=== Work required ===
The entries must be set down again word for word; no pictures belong in the copy.

=== Dataset records ===
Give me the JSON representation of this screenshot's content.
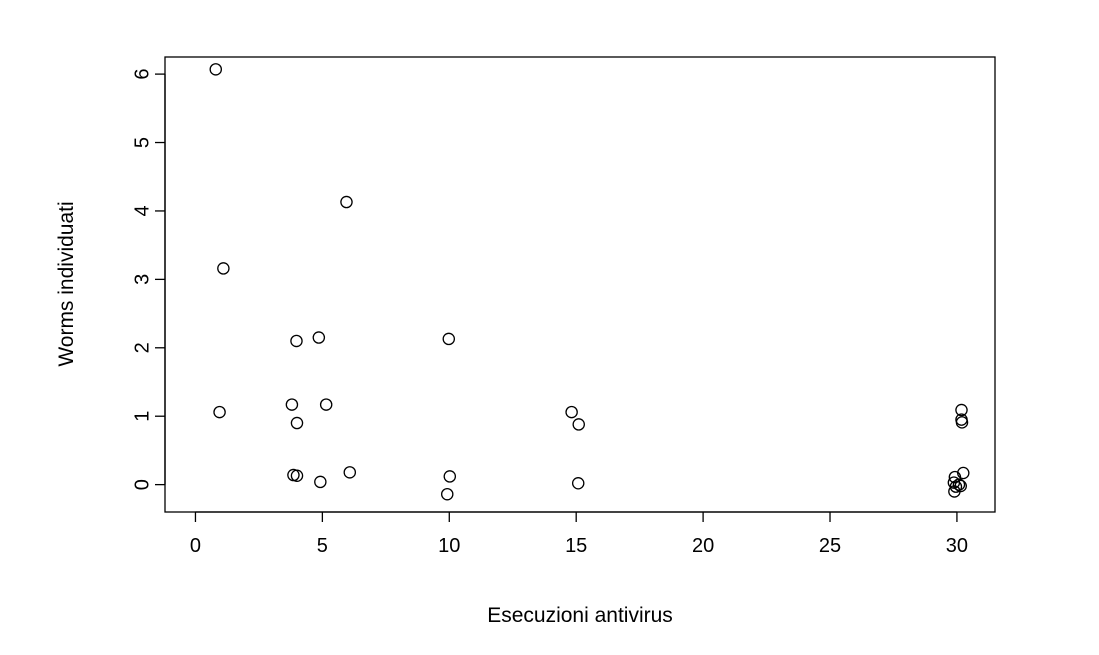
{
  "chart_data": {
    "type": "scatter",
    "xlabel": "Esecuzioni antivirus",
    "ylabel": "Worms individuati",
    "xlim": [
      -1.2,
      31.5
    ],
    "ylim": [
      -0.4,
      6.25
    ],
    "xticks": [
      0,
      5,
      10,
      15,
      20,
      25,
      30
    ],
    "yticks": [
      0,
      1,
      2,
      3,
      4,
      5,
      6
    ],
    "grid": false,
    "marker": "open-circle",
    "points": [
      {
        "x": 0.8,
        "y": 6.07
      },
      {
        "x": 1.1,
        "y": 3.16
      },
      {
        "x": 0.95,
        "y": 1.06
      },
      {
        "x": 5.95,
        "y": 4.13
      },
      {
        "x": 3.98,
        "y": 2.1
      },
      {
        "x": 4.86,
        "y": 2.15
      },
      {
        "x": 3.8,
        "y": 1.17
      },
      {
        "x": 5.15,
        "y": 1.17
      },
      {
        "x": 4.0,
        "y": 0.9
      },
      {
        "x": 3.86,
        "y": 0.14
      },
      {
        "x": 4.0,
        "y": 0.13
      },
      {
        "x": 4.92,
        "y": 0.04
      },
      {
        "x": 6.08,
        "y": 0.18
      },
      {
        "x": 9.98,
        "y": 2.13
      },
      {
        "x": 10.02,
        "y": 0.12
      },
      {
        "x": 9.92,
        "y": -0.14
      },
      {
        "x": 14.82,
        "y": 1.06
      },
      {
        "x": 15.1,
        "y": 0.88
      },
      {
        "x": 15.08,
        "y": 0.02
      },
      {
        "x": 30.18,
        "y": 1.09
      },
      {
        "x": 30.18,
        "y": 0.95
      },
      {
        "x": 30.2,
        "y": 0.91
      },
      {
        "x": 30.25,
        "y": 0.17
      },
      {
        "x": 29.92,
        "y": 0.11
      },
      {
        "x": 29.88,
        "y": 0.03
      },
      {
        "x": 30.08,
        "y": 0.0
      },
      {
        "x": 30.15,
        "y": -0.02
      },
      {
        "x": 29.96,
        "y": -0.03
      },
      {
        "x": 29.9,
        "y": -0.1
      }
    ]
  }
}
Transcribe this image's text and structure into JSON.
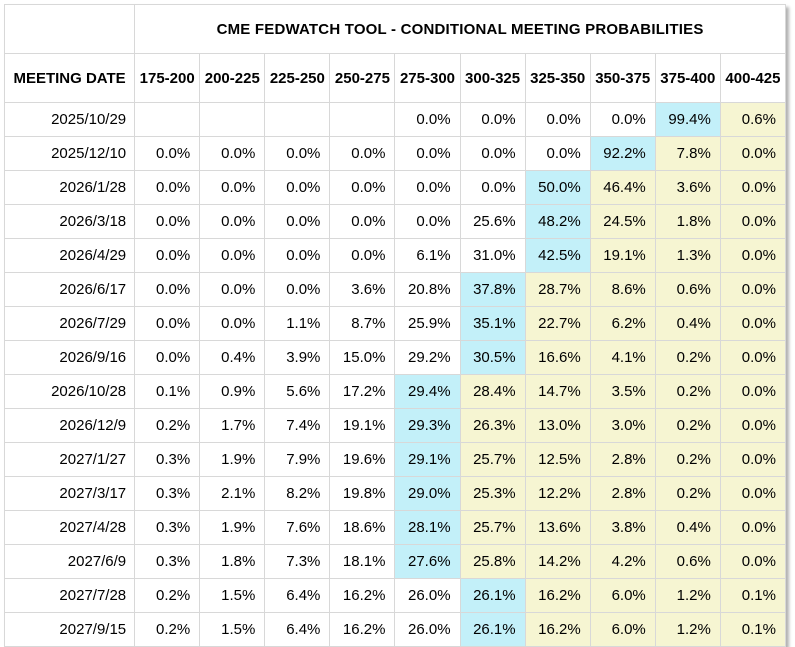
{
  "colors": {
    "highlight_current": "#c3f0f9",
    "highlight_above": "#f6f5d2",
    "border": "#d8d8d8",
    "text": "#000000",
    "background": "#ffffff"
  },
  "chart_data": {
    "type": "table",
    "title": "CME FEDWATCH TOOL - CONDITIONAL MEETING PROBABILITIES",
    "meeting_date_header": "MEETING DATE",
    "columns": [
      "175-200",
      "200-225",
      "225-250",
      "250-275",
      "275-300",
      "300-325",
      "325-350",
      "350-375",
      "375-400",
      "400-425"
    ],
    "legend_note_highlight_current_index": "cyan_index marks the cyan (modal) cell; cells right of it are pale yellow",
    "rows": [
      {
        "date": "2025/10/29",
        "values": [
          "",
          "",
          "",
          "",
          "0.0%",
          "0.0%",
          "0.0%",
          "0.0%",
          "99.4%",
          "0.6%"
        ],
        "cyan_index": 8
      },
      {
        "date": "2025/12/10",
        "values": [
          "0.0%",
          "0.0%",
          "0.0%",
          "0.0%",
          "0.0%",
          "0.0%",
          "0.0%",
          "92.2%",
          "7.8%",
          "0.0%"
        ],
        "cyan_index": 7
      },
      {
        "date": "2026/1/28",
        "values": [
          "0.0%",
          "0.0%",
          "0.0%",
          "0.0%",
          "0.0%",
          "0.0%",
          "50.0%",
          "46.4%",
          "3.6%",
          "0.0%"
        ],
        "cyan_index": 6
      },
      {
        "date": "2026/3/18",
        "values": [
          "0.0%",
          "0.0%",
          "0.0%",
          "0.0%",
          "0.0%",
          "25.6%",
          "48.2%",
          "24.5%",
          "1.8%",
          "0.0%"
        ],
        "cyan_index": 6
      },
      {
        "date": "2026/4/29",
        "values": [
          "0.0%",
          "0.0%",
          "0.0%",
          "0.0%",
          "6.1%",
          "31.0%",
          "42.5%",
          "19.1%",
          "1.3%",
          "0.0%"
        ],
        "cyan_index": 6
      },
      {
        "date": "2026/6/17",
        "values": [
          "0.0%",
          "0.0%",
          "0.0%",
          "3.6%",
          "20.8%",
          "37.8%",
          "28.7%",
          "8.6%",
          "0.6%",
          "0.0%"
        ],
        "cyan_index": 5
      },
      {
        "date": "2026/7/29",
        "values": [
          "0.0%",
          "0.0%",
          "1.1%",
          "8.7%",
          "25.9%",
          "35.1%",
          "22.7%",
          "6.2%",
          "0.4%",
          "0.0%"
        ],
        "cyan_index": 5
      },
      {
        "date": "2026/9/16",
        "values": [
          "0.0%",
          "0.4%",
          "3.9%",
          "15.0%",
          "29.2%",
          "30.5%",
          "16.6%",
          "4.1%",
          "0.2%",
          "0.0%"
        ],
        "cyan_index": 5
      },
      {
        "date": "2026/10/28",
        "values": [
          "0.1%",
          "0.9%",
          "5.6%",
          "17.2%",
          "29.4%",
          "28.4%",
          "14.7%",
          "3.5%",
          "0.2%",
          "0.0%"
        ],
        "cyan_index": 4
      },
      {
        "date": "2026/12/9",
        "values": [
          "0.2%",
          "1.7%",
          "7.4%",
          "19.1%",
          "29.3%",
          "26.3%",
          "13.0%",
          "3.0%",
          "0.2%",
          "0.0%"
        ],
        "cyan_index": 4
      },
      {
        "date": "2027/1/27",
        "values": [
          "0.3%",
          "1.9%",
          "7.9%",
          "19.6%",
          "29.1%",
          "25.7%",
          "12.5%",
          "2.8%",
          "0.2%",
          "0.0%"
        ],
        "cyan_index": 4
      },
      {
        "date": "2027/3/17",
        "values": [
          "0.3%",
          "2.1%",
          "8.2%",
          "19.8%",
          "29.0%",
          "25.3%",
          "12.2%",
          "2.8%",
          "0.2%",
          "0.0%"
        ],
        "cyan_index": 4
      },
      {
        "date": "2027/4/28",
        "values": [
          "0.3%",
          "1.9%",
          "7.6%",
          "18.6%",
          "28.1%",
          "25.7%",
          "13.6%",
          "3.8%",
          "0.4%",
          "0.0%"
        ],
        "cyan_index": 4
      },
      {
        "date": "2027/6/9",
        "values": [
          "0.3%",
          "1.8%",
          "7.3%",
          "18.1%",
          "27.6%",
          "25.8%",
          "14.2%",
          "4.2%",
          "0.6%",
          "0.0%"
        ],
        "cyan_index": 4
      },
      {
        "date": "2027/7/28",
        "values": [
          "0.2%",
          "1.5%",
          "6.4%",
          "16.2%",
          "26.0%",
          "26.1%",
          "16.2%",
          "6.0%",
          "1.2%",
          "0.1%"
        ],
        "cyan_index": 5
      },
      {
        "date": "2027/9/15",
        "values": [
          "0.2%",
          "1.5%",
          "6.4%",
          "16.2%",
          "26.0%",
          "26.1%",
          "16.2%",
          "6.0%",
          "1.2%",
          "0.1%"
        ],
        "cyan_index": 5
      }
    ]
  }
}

=== Response to this exercise ===
Give me the JSON representation of this screenshot's content.
{
  "chart_data": {
    "type": "scatter",
    "xlabel": "Esecuzioni antivirus",
    "ylabel": "Worms individuati",
    "xlim": [
      -1.2,
      31.5
    ],
    "ylim": [
      -0.4,
      6.25
    ],
    "xticks": [
      0,
      5,
      10,
      15,
      20,
      25,
      30
    ],
    "yticks": [
      0,
      1,
      2,
      3,
      4,
      5,
      6
    ],
    "grid": false,
    "marker": "open-circle",
    "points": [
      {
        "x": 0.8,
        "y": 6.07
      },
      {
        "x": 1.1,
        "y": 3.16
      },
      {
        "x": 0.95,
        "y": 1.06
      },
      {
        "x": 5.95,
        "y": 4.13
      },
      {
        "x": 3.98,
        "y": 2.1
      },
      {
        "x": 4.86,
        "y": 2.15
      },
      {
        "x": 3.8,
        "y": 1.17
      },
      {
        "x": 5.15,
        "y": 1.17
      },
      {
        "x": 4.0,
        "y": 0.9
      },
      {
        "x": 3.86,
        "y": 0.14
      },
      {
        "x": 4.0,
        "y": 0.13
      },
      {
        "x": 4.92,
        "y": 0.04
      },
      {
        "x": 6.08,
        "y": 0.18
      },
      {
        "x": 9.98,
        "y": 2.13
      },
      {
        "x": 10.02,
        "y": 0.12
      },
      {
        "x": 9.92,
        "y": -0.14
      },
      {
        "x": 14.82,
        "y": 1.06
      },
      {
        "x": 15.1,
        "y": 0.88
      },
      {
        "x": 15.08,
        "y": 0.02
      },
      {
        "x": 30.18,
        "y": 1.09
      },
      {
        "x": 30.18,
        "y": 0.95
      },
      {
        "x": 30.2,
        "y": 0.91
      },
      {
        "x": 30.25,
        "y": 0.17
      },
      {
        "x": 29.92,
        "y": 0.11
      },
      {
        "x": 29.88,
        "y": 0.03
      },
      {
        "x": 30.08,
        "y": 0.0
      },
      {
        "x": 30.15,
        "y": -0.02
      },
      {
        "x": 29.96,
        "y": -0.03
      },
      {
        "x": 29.9,
        "y": -0.1
      }
    ]
  }
}
Transcribe this image's text and structure into JSON.
{
  "colors": {
    "highlight_current": "#c3f0f9",
    "highlight_above": "#f6f5d2",
    "border": "#d8d8d8",
    "text": "#000000",
    "background": "#ffffff"
  },
  "chart_data": {
    "type": "table",
    "title": "CME FEDWATCH TOOL - CONDITIONAL MEETING PROBABILITIES",
    "meeting_date_header": "MEETING DATE",
    "columns": [
      "175-200",
      "200-225",
      "225-250",
      "250-275",
      "275-300",
      "300-325",
      "325-350",
      "350-375",
      "375-400",
      "400-425"
    ],
    "legend_note_highlight_current_index": "cyan_index marks the cyan (modal) cell; cells right of it are pale yellow",
    "rows": [
      {
        "date": "2025/10/29",
        "values": [
          "",
          "",
          "",
          "",
          "0.0%",
          "0.0%",
          "0.0%",
          "0.0%",
          "99.4%",
          "0.6%"
        ],
        "cyan_index": 8
      },
      {
        "date": "2025/12/10",
        "values": [
          "0.0%",
          "0.0%",
          "0.0%",
          "0.0%",
          "0.0%",
          "0.0%",
          "0.0%",
          "92.2%",
          "7.8%",
          "0.0%"
        ],
        "cyan_index": 7
      },
      {
        "date": "2026/1/28",
        "values": [
          "0.0%",
          "0.0%",
          "0.0%",
          "0.0%",
          "0.0%",
          "0.0%",
          "50.0%",
          "46.4%",
          "3.6%",
          "0.0%"
        ],
        "cyan_index": 6
      },
      {
        "date": "2026/3/18",
        "values": [
          "0.0%",
          "0.0%",
          "0.0%",
          "0.0%",
          "0.0%",
          "25.6%",
          "48.2%",
          "24.5%",
          "1.8%",
          "0.0%"
        ],
        "cyan_index": 6
      },
      {
        "date": "2026/4/29",
        "values": [
          "0.0%",
          "0.0%",
          "0.0%",
          "0.0%",
          "6.1%",
          "31.0%",
          "42.5%",
          "19.1%",
          "1.3%",
          "0.0%"
        ],
        "cyan_index": 6
      },
      {
        "date": "2026/6/17",
        "values": [
          "0.0%",
          "0.0%",
          "0.0%",
          "3.6%",
          "20.8%",
          "37.8%",
          "28.7%",
          "8.6%",
          "0.6%",
          "0.0%"
        ],
        "cyan_index": 5
      },
      {
        "date": "2026/7/29",
        "values": [
          "0.0%",
          "0.0%",
          "1.1%",
          "8.7%",
          "25.9%",
          "35.1%",
          "22.7%",
          "6.2%",
          "0.4%",
          "0.0%"
        ],
        "cyan_index": 5
      },
      {
        "date": "2026/9/16",
        "values": [
          "0.0%",
          "0.4%",
          "3.9%",
          "15.0%",
          "29.2%",
          "30.5%",
          "16.6%",
          "4.1%",
          "0.2%",
          "0.0%"
        ],
        "cyan_index": 5
      },
      {
        "date": "2026/10/28",
        "values": [
          "0.1%",
          "0.9%",
          "5.6%",
          "17.2%",
          "29.4%",
          "28.4%",
          "14.7%",
          "3.5%",
          "0.2%",
          "0.0%"
        ],
        "cyan_index": 4
      },
      {
        "date": "2026/12/9",
        "values": [
          "0.2%",
          "1.7%",
          "7.4%",
          "19.1%",
          "29.3%",
          "26.3%",
          "13.0%",
          "3.0%",
          "0.2%",
          "0.0%"
        ],
        "cyan_index": 4
      },
      {
        "date": "2027/1/27",
        "values": [
          "0.3%",
          "1.9%",
          "7.9%",
          "19.6%",
          "29.1%",
          "25.7%",
          "12.5%",
          "2.8%",
          "0.2%",
          "0.0%"
        ],
        "cyan_index": 4
      },
      {
        "date": "2027/3/17",
        "values": [
          "0.3%",
          "2.1%",
          "8.2%",
          "19.8%",
          "29.0%",
          "25.3%",
          "12.2%",
          "2.8%",
          "0.2%",
          "0.0%"
        ],
        "cyan_index": 4
      },
      {
        "date": "2027/4/28",
        "values": [
          "0.3%",
          "1.9%",
          "7.6%",
          "18.6%",
          "28.1%",
          "25.7%",
          "13.6%",
          "3.8%",
          "0.4%",
          "0.0%"
        ],
        "cyan_index": 4
      },
      {
        "date": "2027/6/9",
        "values": [
          "0.3%",
          "1.8%",
          "7.3%",
          "18.1%",
          "27.6%",
          "25.8%",
          "14.2%",
          "4.2%",
          "0.6%",
          "0.0%"
        ],
        "cyan_index": 4
      },
      {
        "date": "2027/7/28",
        "values": [
          "0.2%",
          "1.5%",
          "6.4%",
          "16.2%",
          "26.0%",
          "26.1%",
          "16.2%",
          "6.0%",
          "1.2%",
          "0.1%"
        ],
        "cyan_index": 5
      },
      {
        "date": "2027/9/15",
        "values": [
          "0.2%",
          "1.5%",
          "6.4%",
          "16.2%",
          "26.0%",
          "26.1%",
          "16.2%",
          "6.0%",
          "1.2%",
          "0.1%"
        ],
        "cyan_index": 5
      }
    ]
  }
}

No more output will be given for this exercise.